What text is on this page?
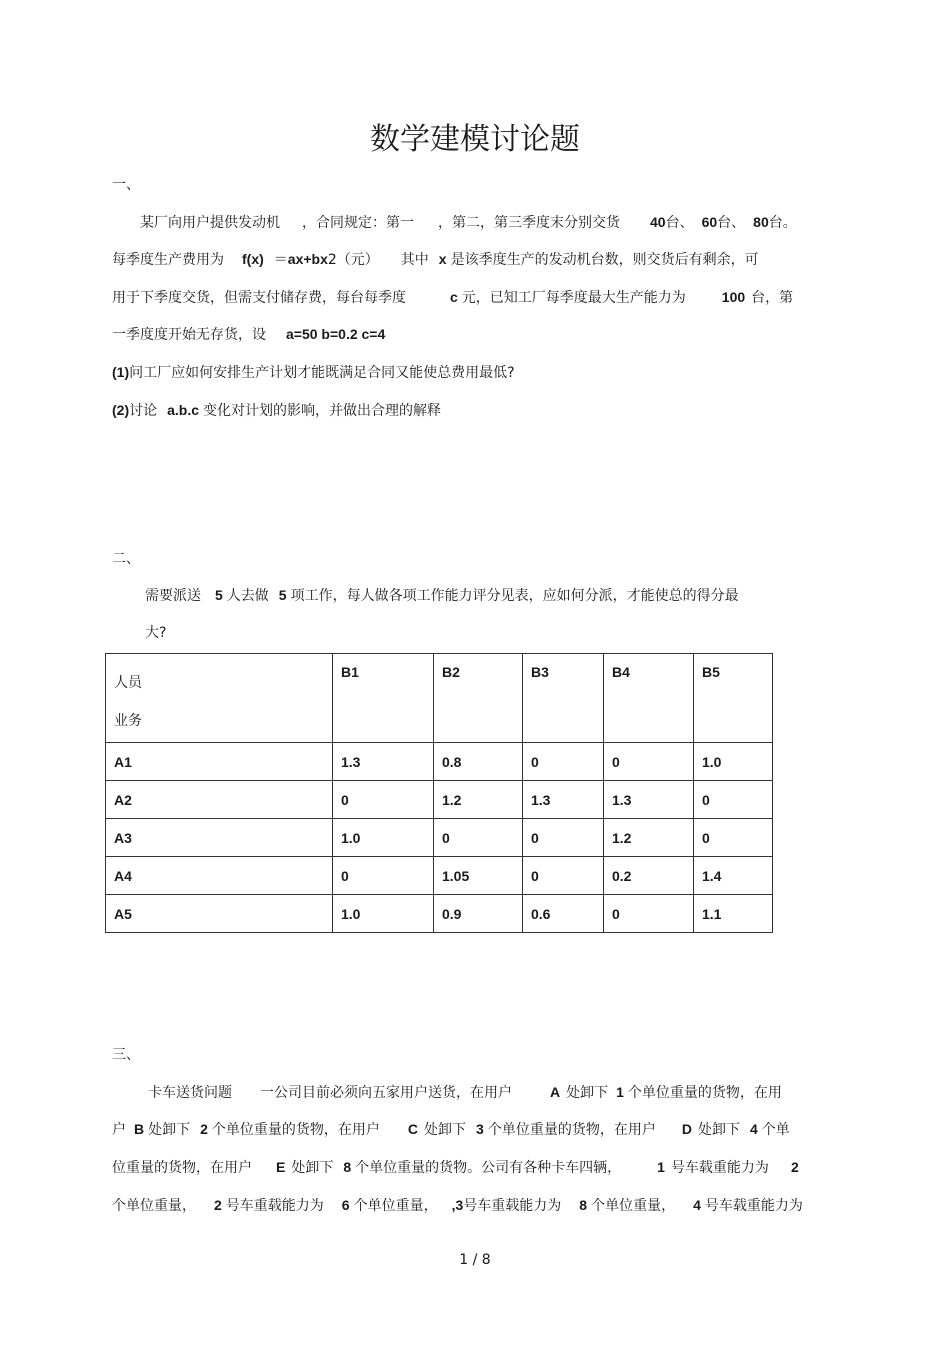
数学建模讨论题
一、
某厂向用户提供发动机 ，合同规定：第一 ，第二，第三季度末分别交货 40台、 60台、 80台。
每季度生产费用为 f(x) ＝ax+bx2（元） 其中 x 是该季度生产的发动机台数，则交货后有剩余，可
用于下季度交货，但需支付储存费，每台每季度	c 元，已知工厂每季度最大生产能力为	100 台，第
一季度度开始无存货，设 a=50 b=0.2 c=4
(1)问工厂应如何安排生产计划才能既满足合同又能使总费用最低?
(2)讨论 a.b.c 变化对计划的影响，并做出合理的解释
二、
需要派送 5 人去做 5 项工作，每人做各项工作能力评分见表，应如何分派，才能使总的得分最
大?
人员
业务	B1	B2	B3	B4	B5
A1	1.3	0.8	0	0	1.0
A2	0	1.2	1.3	1.3	0
A3	1.0	0	0	1.2	0
A4	0	1.05	0	0.2	1.4
A5	1.0	0.9	0.6	0	1.1
三、
卡车送货问题 一公司目前必须向五家用户送货，在用户	A 处卸下 1 个单位重量的货物，在用
户 B 处卸下 2 个单位重量的货物，在用户 C 处卸下 3 个单位重量的货物，在用户 D 处卸下 4 个单
位重量的货物，在用户 E 处卸下 8 个单位重量的货物。公司有各种卡车四辆，	1 号车载重能力为 2
个单位重量， 2 号车重载能力为 6 个单位重量， ,3号车重载能力为 8 个单位重量， 4 号车载重能力为
1 / 8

===

Print each entry shown above with exact wording and no pictures.

> Exercise response:
What text is on this page?
数学建模讨论题
一、
某厂向用户提供发动机 ，合同规定：第一 ，第二，第三季度末分别交货 40台、 60台、 80台。
每季度生产费用为 f(x) ＝ax+bx2（元） 其中 x 是该季度生产的发动机台数，则交货后有剩余，可
用于下季度交货，但需支付储存费，每台每季度	c 元，已知工厂每季度最大生产能力为	100 台，第
一季度度开始无存货，设 a=50 b=0.2 c=4
(1)问工厂应如何安排生产计划才能既满足合同又能使总费用最低?
(2)讨论 a.b.c 变化对计划的影响，并做出合理的解释
二、
需要派送 5 人去做 5 项工作，每人做各项工作能力评分见表，应如何分派，才能使总的得分最
大?
人员
业务	B1	B2	B3	B4	B5
A1	1.3	0.8	0	0	1.0
A2	0	1.2	1.3	1.3	0
A3	1.0	0	0	1.2	0
A4	0	1.05	0	0.2	1.4
A5	1.0	0.9	0.6	0	1.1
三、
卡车送货问题 一公司目前必须向五家用户送货，在用户	A 处卸下 1 个单位重量的货物，在用
户 B 处卸下 2 个单位重量的货物，在用户 C 处卸下 3 个单位重量的货物，在用户 D 处卸下 4 个单
位重量的货物，在用户 E 处卸下 8 个单位重量的货物。公司有各种卡车四辆，	1 号车载重能力为 2
个单位重量， 2 号车重载能力为 6 个单位重量， ,3号车重载能力为 8 个单位重量， 4 号车载重能力为
1 / 8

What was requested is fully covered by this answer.